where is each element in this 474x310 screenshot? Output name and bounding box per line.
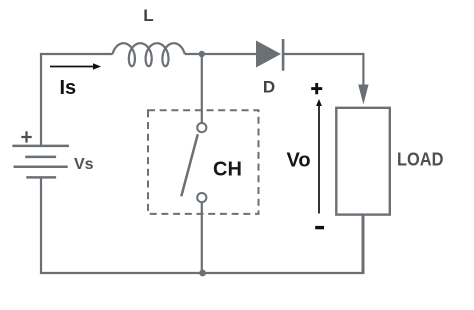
- svg-text:LOAD: LOAD: [397, 149, 444, 169]
- svg-text:D: D: [263, 78, 275, 97]
- svg-text:Vo: Vo: [287, 149, 311, 171]
- svg-text:L: L: [143, 6, 153, 25]
- svg-text:Vs: Vs: [74, 156, 94, 173]
- svg-text:CH: CH: [213, 158, 242, 180]
- svg-text:Is: Is: [60, 77, 77, 99]
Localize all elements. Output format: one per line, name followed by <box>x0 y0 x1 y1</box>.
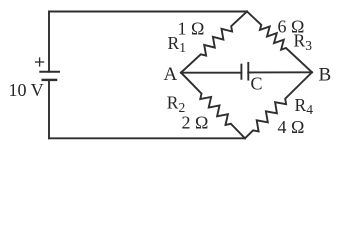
wire: top horizontal segment (top-left corner to top node) <box>49 11 247 13</box>
svg-text:4 Ω: 4 Ω <box>278 117 305 137</box>
wire: node A to capacitor left plate <box>181 72 241 74</box>
resistor R1 (1 ohm, node A to top node) <box>181 12 247 73</box>
wire: left vertical lower segment (battery - terminal to bottom-left corner) <box>48 80 50 138</box>
battery polarity plus sign <box>36 58 44 66</box>
svg-text:R3: R3 <box>294 31 313 53</box>
svg-text:2 Ω: 2 Ω <box>182 113 209 133</box>
battery 10 V long (positive) plate <box>40 71 59 73</box>
svg-text:1 Ω: 1 Ω <box>178 18 205 38</box>
capacitor C right plate <box>247 63 249 80</box>
svg-text:R2: R2 <box>167 93 185 115</box>
resistor R2 (2 ohm, node A to bottom node) <box>181 73 245 139</box>
resistor R3 (6 ohm, top node to node B) <box>247 12 312 73</box>
svg-text:C: C <box>251 74 263 94</box>
svg-text:A: A <box>164 64 178 85</box>
capacitor C left plate <box>240 65 242 79</box>
svg-text:R4: R4 <box>295 95 314 117</box>
wire: capacitor right plate to node B <box>248 71 312 73</box>
wire: bottom horizontal segment (bottom-left corner to bottom node) <box>49 137 245 139</box>
svg-text:10 V: 10 V <box>9 80 44 100</box>
wire: left vertical upper segment (battery + terminal to top-left corner) <box>48 12 50 72</box>
svg-text:B: B <box>319 65 332 86</box>
resistor R4 (4 ohm, bottom node to node B) <box>245 72 312 138</box>
battery 10 V short (negative) plate <box>43 79 56 81</box>
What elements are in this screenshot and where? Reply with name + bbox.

--*--

▶ [Required work]:
Copy every line of the records above verbatim, omitting the pictures.

▶ [Full solution]:
where is each element in this 474x310 screenshot? Output name and bounding box per line.
- svg-text:LOAD: LOAD: [397, 149, 444, 169]
- svg-text:D: D: [263, 78, 275, 97]
- svg-text:Vo: Vo: [287, 149, 311, 171]
- svg-text:L: L: [143, 6, 153, 25]
- svg-text:Vs: Vs: [74, 156, 94, 173]
- svg-text:CH: CH: [213, 158, 242, 180]
- svg-text:Is: Is: [60, 77, 77, 99]
Localize all elements. Output format: one per line, name followed by <box>x0 y0 x1 y1</box>.
wire: top horizontal segment (top-left corner to top node) <box>49 11 247 13</box>
svg-text:4 Ω: 4 Ω <box>278 117 305 137</box>
wire: node A to capacitor left plate <box>181 72 241 74</box>
resistor R1 (1 ohm, node A to top node) <box>181 12 247 73</box>
wire: left vertical lower segment (battery - terminal to bottom-left corner) <box>48 80 50 138</box>
battery polarity plus sign <box>36 58 44 66</box>
svg-text:R3: R3 <box>294 31 313 53</box>
svg-text:2 Ω: 2 Ω <box>182 113 209 133</box>
battery 10 V long (positive) plate <box>40 71 59 73</box>
svg-text:1 Ω: 1 Ω <box>178 18 205 38</box>
capacitor C right plate <box>247 63 249 80</box>
svg-text:R2: R2 <box>167 93 185 115</box>
resistor R2 (2 ohm, node A to bottom node) <box>181 73 245 139</box>
resistor R3 (6 ohm, top node to node B) <box>247 12 312 73</box>
svg-text:C: C <box>251 74 263 94</box>
svg-text:A: A <box>164 64 178 85</box>
capacitor C left plate <box>240 65 242 79</box>
svg-text:R4: R4 <box>295 95 314 117</box>
wire: capacitor right plate to node B <box>248 71 312 73</box>
wire: bottom horizontal segment (bottom-left corner to bottom node) <box>49 137 245 139</box>
svg-text:10 V: 10 V <box>9 80 44 100</box>
wire: left vertical upper segment (battery + terminal to top-left corner) <box>48 12 50 72</box>
svg-text:B: B <box>319 65 332 86</box>
resistor R4 (4 ohm, bottom node to node B) <box>245 72 312 138</box>
battery 10 V short (negative) plate <box>43 79 56 81</box>
What elements are in this screenshot and where? Reply with name + bbox.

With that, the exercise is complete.